▶ _DATA TO USE_:
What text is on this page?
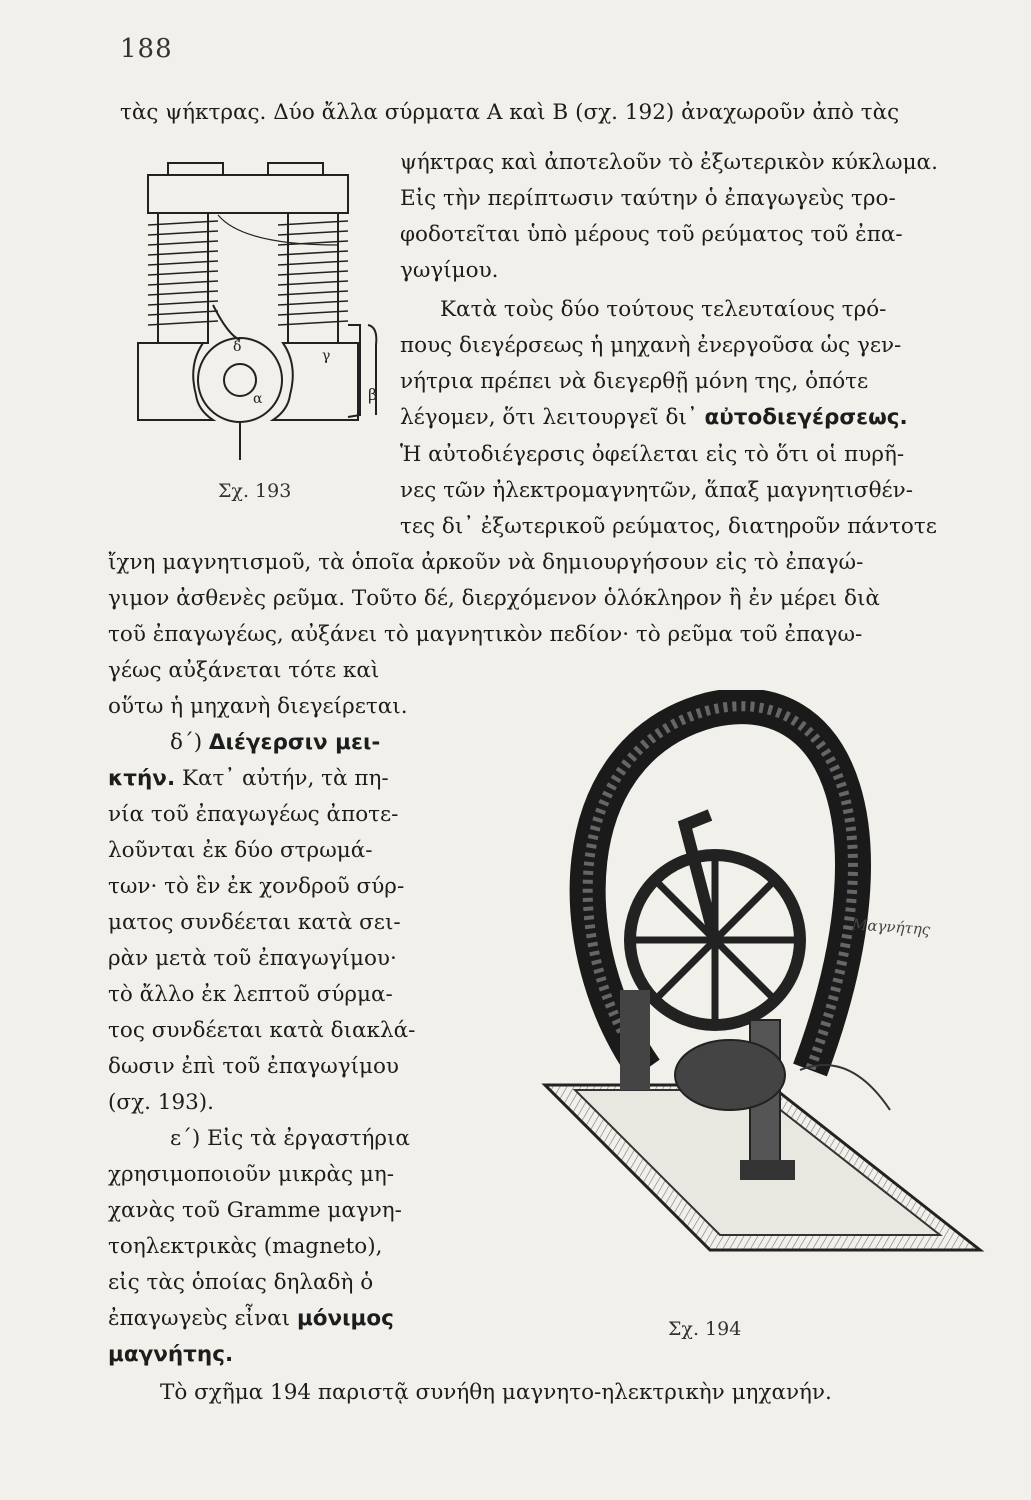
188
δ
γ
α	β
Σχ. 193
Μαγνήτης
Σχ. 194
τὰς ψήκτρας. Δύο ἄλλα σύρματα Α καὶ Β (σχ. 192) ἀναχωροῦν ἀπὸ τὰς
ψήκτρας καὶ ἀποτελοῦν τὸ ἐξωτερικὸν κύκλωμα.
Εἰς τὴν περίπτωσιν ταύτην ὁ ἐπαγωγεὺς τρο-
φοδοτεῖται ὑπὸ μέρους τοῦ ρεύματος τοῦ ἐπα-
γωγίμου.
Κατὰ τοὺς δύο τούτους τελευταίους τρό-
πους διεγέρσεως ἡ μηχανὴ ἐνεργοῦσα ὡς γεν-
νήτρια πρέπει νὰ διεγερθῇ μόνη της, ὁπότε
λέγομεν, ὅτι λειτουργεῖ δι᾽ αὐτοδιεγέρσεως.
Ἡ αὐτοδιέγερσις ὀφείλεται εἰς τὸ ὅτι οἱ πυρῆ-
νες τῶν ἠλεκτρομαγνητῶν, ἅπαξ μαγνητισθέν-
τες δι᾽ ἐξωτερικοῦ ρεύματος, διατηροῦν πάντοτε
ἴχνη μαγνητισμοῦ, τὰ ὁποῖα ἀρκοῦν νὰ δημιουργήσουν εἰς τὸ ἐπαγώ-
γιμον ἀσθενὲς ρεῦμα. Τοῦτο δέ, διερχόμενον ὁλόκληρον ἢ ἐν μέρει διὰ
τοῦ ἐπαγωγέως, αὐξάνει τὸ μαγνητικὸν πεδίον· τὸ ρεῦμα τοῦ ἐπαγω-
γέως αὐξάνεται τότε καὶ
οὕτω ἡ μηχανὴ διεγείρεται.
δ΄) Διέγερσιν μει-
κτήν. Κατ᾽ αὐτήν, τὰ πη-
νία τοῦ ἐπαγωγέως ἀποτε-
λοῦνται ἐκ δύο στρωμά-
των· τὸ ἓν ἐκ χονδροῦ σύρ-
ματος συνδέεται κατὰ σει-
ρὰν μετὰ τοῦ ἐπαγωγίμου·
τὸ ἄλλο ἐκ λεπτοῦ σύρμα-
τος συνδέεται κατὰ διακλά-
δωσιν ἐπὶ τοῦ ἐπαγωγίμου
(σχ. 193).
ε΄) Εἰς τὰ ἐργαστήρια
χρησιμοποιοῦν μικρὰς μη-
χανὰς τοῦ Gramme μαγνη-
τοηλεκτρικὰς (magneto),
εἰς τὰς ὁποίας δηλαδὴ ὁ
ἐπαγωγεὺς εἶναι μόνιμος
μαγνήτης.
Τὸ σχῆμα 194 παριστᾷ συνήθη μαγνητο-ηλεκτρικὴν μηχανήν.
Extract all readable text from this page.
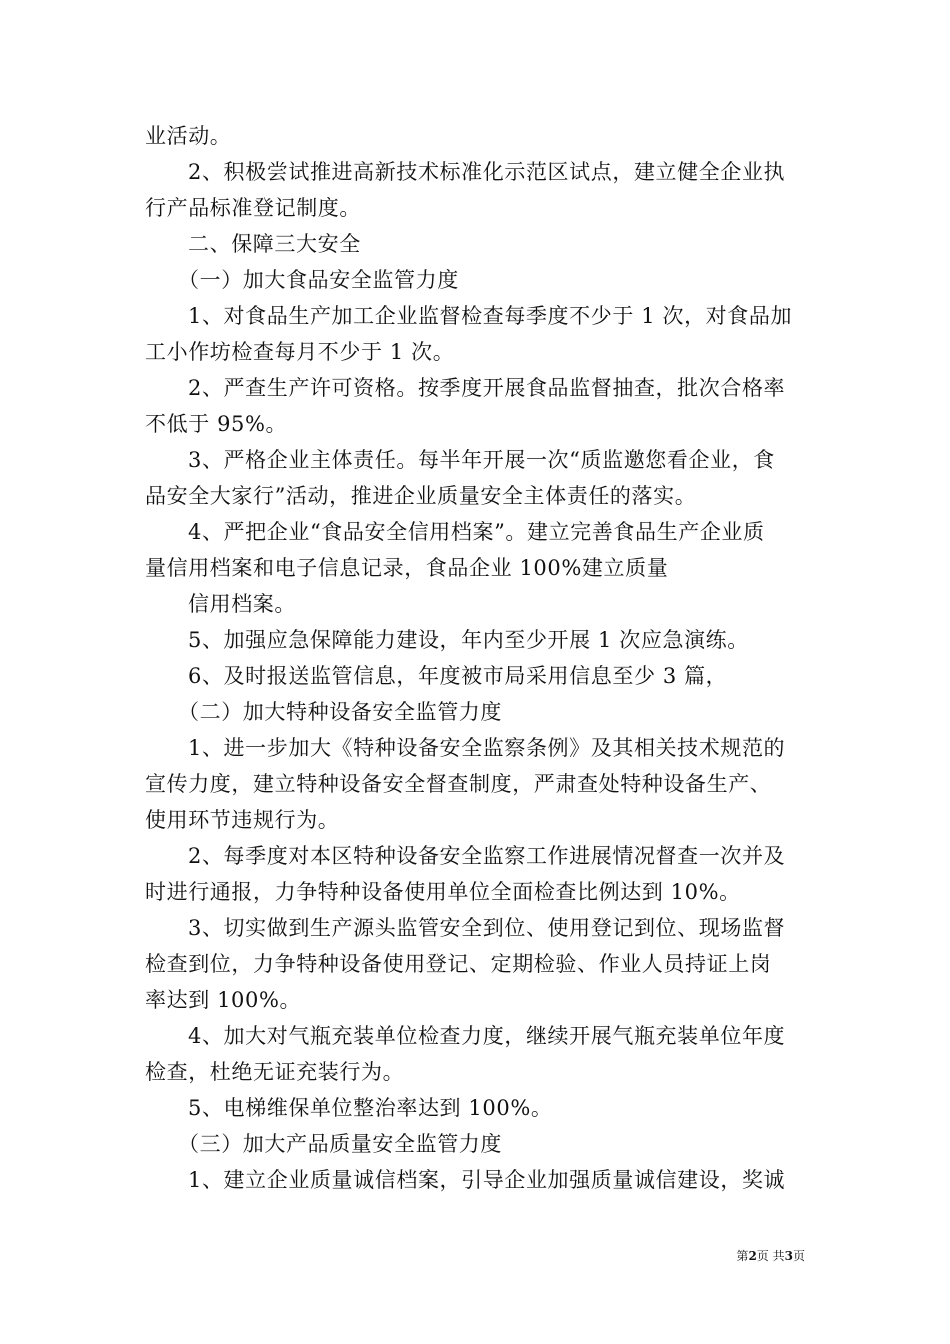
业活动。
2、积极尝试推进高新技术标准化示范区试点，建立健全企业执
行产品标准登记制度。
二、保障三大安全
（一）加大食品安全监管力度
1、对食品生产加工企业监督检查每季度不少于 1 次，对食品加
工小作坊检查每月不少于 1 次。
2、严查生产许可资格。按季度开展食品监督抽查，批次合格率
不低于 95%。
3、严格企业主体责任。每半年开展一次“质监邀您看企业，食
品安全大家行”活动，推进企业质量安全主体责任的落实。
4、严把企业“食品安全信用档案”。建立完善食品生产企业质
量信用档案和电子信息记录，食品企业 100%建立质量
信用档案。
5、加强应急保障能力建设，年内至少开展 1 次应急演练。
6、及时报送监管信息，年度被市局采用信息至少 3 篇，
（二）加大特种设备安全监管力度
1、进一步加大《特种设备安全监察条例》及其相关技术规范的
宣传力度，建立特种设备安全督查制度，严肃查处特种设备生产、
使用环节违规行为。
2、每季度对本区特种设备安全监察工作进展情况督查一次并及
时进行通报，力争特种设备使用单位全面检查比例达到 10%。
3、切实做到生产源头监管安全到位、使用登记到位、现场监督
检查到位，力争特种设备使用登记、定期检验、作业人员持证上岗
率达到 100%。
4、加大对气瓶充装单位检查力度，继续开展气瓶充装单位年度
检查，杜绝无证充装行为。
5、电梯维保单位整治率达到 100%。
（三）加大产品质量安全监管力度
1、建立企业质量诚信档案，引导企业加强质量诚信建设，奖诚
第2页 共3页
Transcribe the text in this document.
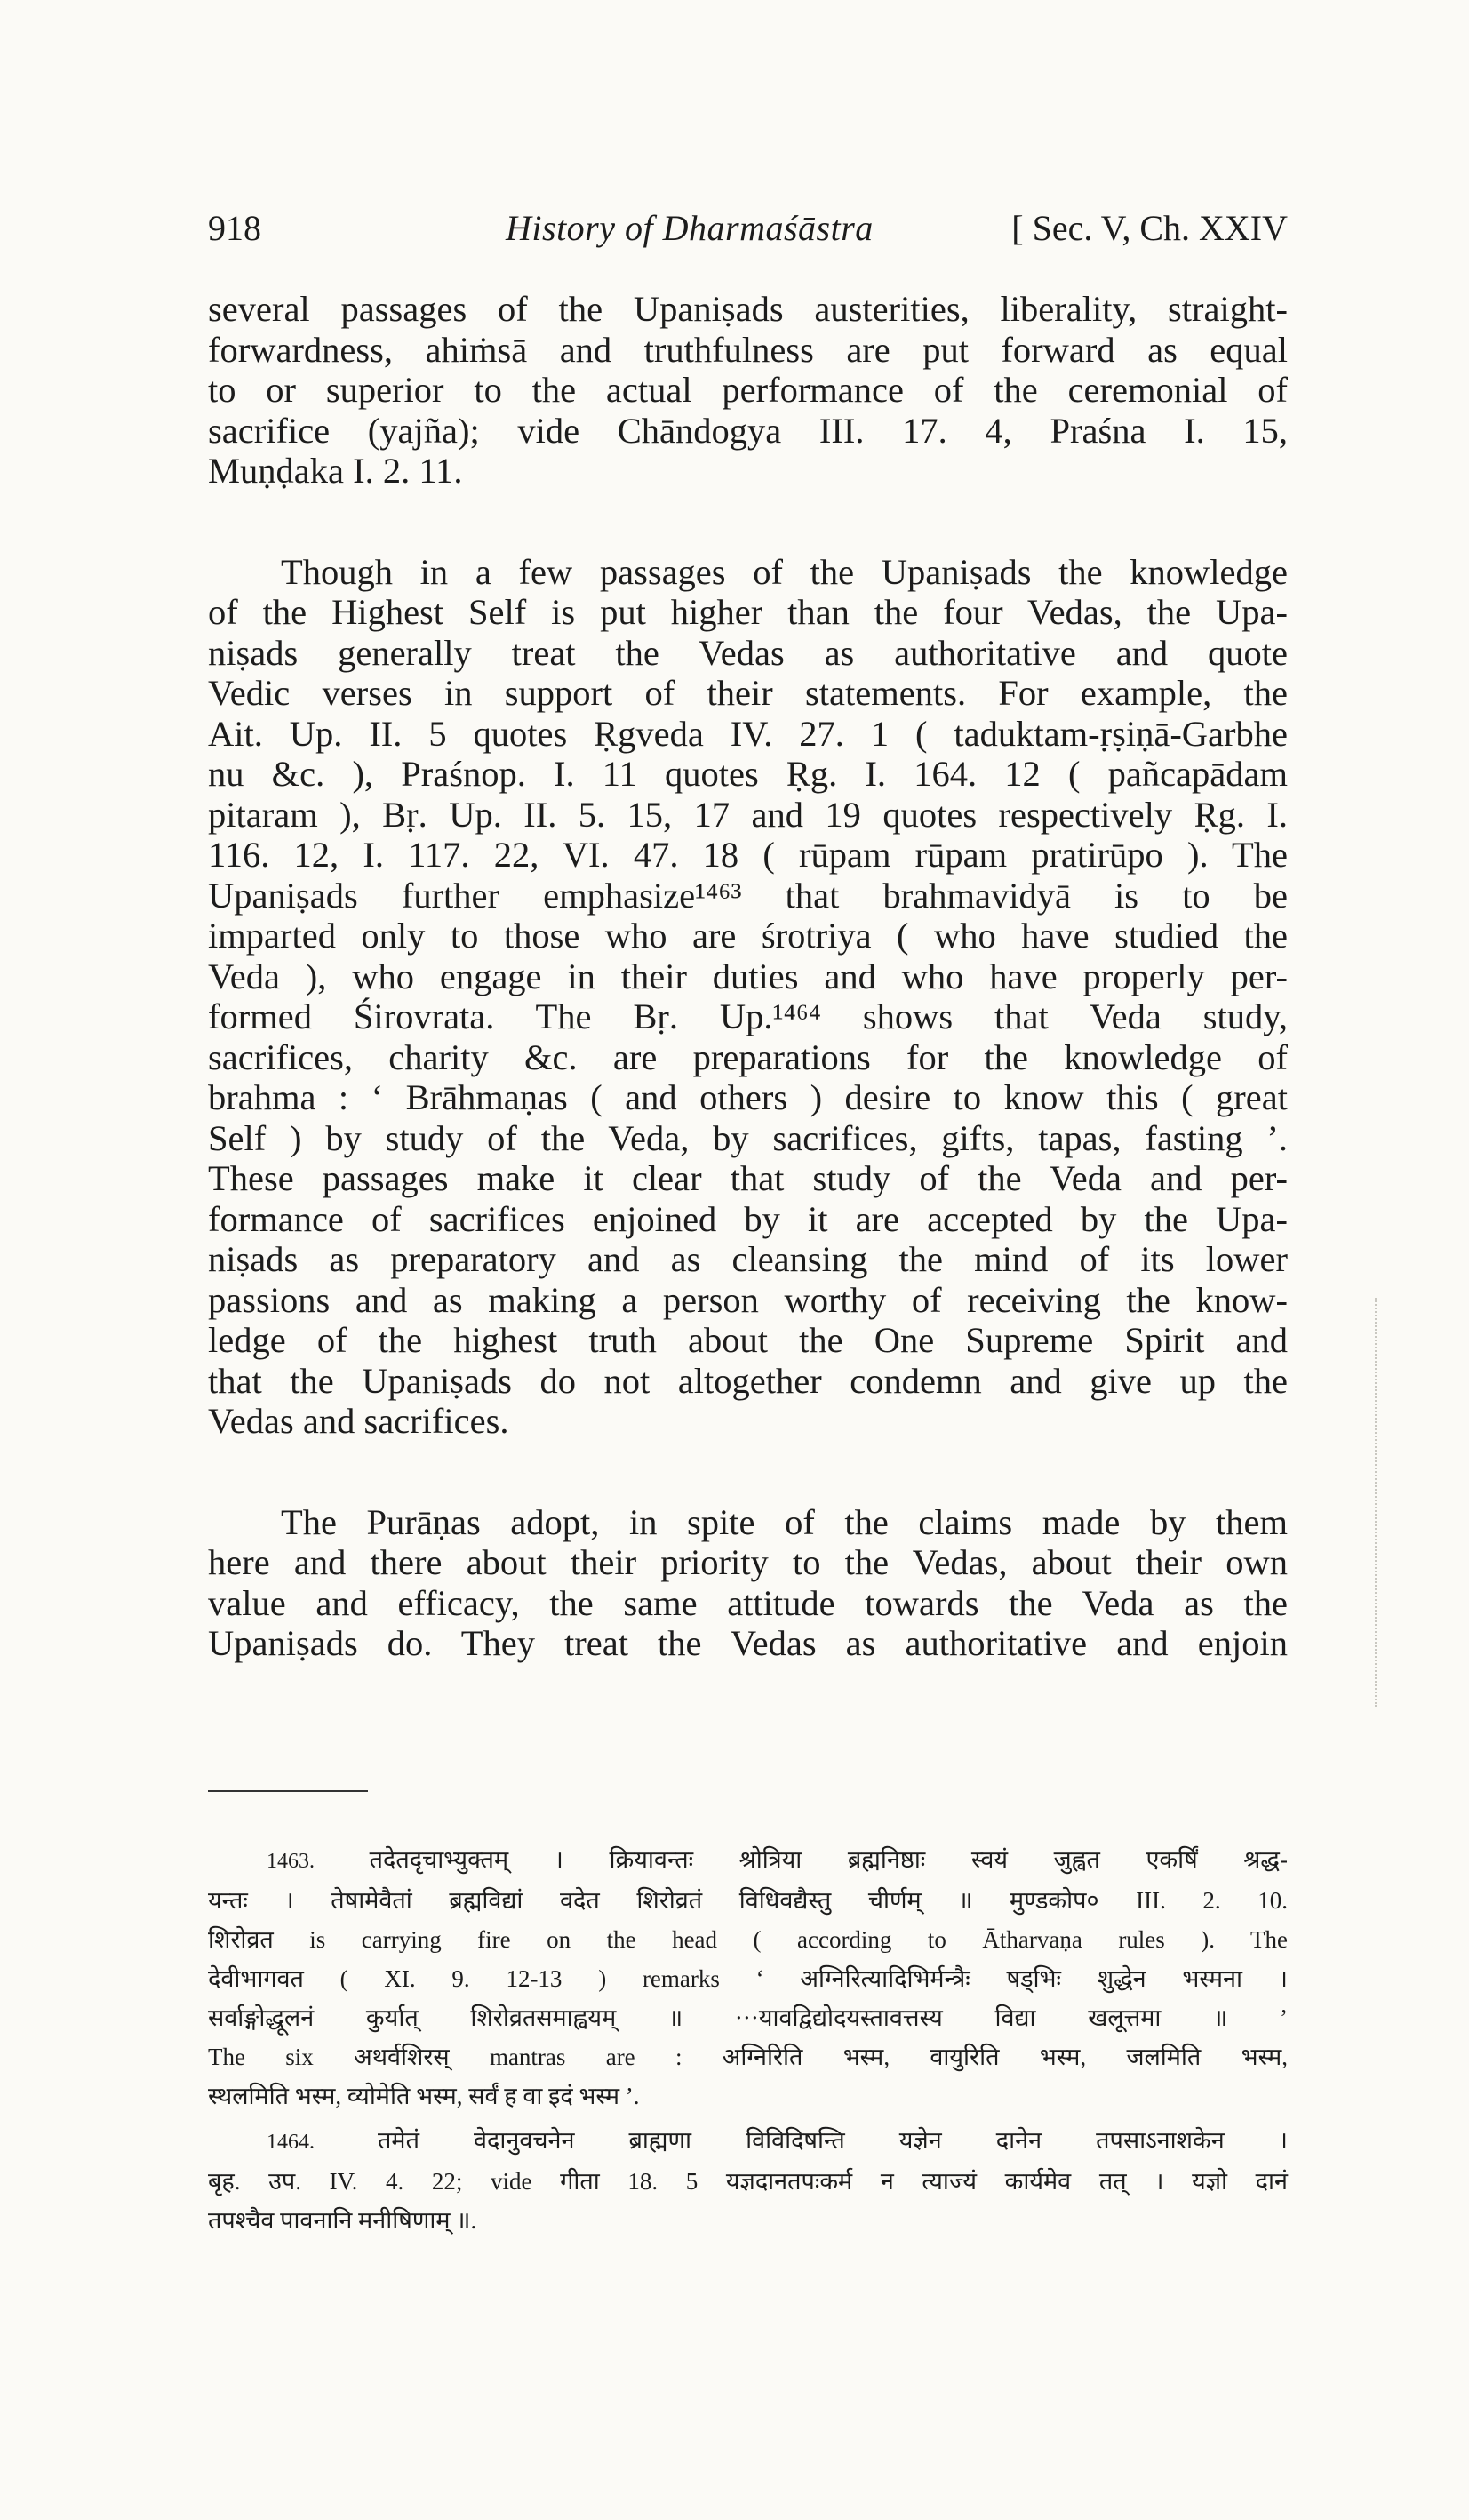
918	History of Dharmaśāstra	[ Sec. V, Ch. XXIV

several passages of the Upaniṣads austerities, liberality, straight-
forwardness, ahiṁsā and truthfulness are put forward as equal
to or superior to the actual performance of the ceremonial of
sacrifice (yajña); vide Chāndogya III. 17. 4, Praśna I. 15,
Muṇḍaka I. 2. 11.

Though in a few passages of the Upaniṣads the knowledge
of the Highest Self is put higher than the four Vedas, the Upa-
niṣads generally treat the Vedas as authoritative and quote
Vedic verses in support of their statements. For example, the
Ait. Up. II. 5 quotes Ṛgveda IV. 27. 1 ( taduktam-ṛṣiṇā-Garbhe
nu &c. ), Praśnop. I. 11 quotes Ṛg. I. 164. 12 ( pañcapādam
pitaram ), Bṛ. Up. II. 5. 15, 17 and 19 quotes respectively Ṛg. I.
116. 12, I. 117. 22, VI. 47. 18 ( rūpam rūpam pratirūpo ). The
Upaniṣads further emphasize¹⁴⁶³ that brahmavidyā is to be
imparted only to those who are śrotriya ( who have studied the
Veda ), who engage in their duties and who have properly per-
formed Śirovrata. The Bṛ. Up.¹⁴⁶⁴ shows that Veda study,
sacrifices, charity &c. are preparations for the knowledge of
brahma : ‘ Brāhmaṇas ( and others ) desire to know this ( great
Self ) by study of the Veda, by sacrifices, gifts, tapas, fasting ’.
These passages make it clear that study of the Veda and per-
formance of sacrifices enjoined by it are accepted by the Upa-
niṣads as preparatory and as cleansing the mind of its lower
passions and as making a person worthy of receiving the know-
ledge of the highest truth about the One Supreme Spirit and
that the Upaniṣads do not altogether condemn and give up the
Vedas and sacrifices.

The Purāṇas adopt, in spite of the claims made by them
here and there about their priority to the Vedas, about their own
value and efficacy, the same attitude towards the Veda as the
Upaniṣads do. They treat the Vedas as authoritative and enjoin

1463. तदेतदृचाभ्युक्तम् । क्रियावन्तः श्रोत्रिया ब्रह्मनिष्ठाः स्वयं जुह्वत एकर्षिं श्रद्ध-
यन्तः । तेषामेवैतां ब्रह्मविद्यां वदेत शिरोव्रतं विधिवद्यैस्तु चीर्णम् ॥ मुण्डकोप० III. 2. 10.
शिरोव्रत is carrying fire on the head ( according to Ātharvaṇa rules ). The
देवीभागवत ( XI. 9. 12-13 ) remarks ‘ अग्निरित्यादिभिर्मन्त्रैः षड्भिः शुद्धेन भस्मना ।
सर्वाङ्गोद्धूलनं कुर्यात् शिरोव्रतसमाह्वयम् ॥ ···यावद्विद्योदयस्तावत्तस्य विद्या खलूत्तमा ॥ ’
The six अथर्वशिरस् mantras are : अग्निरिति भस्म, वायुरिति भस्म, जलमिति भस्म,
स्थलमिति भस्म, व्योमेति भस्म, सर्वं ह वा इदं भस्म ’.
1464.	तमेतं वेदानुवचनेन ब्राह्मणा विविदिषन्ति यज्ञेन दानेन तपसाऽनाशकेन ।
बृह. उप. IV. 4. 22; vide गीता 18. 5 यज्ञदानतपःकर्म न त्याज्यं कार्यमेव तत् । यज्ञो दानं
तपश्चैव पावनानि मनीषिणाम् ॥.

▶ _JOB_:
Within the listing, how many lines hold the word "knowledge"? Only the number is to be given.

▶ _REPLY_:
2